## [Brief]
Show each line that has the string "action" in it.

>> BEGIN Given entries

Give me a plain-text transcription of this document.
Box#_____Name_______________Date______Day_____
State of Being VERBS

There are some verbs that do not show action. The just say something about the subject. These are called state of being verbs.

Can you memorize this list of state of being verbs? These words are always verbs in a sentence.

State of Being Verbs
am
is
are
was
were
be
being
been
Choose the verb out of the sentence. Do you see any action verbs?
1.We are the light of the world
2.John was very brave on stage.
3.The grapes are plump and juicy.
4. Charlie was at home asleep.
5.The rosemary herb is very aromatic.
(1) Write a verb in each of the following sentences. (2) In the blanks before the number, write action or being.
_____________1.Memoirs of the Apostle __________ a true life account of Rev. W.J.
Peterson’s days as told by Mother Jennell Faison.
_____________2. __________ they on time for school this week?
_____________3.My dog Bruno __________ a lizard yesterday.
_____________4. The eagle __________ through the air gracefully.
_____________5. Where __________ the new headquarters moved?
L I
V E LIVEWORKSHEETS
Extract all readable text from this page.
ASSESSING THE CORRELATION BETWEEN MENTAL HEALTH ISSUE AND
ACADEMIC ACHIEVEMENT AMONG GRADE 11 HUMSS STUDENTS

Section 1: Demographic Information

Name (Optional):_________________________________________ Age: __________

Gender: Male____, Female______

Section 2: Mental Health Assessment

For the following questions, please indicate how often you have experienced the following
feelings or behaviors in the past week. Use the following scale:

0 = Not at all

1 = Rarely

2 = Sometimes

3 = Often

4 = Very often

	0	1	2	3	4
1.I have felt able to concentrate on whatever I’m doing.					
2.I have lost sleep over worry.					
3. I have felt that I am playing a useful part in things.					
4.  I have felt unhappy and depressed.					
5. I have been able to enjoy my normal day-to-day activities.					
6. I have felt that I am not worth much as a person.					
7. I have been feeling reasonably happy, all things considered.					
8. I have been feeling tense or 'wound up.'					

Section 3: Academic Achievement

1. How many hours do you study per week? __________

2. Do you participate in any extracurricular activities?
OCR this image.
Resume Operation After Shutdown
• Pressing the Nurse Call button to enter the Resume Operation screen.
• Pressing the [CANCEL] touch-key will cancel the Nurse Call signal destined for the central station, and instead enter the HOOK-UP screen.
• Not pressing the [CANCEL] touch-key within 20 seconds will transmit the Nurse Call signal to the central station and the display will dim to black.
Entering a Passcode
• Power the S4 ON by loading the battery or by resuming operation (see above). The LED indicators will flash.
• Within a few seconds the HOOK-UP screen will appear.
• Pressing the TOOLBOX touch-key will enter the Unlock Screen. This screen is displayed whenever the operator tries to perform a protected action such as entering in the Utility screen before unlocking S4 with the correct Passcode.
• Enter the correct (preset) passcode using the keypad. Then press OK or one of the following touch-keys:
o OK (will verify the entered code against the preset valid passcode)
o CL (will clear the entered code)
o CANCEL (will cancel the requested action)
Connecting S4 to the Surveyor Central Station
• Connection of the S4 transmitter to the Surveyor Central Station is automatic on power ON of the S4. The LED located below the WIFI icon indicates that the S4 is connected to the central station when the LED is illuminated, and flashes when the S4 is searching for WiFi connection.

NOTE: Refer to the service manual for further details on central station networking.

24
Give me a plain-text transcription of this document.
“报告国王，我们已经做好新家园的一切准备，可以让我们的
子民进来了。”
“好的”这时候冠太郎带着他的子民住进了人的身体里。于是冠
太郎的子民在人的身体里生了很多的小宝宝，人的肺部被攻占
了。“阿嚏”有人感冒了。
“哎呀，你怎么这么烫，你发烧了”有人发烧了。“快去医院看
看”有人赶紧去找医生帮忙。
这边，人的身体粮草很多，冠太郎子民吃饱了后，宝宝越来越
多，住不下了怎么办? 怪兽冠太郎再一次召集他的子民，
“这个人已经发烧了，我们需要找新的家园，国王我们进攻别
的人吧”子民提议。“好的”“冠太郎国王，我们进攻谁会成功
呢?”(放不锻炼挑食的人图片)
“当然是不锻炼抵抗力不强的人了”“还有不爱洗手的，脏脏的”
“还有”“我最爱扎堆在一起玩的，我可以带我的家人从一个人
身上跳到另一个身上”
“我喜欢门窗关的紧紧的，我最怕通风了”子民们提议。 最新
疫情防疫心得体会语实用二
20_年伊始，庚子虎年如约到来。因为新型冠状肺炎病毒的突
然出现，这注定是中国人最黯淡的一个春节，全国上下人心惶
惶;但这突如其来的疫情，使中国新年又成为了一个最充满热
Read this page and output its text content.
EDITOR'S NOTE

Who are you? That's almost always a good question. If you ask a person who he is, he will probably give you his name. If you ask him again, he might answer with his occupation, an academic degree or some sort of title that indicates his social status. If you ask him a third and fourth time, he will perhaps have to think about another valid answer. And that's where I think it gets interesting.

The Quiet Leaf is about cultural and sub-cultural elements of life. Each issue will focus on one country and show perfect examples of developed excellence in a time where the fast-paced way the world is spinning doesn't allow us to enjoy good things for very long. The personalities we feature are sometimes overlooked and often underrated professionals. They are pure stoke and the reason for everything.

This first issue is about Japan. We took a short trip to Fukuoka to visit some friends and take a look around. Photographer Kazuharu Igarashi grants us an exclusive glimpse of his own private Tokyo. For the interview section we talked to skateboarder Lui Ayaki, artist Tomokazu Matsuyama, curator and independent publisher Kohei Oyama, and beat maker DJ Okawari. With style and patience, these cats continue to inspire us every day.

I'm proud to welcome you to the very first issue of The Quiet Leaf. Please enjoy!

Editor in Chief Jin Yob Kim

>> END Given entries

## [Exercise output]
There are some verbs that do not show action. The just say something about the subject. These are called state of being verbs.
Choose the verb out of the sentence. Do you see any action verbs?
(1) Write a verb in each of the following sentences. (2) In the blanks before the number, write action or being.
• Pressing the TOOLBOX touch-key will enter the Unlock Screen. This screen is displayed whenever the operator tries to perform a protected action such as entering in the Utility screen before unlocking S4 with the correct Passcode.
o CANCEL (will cancel the requested action)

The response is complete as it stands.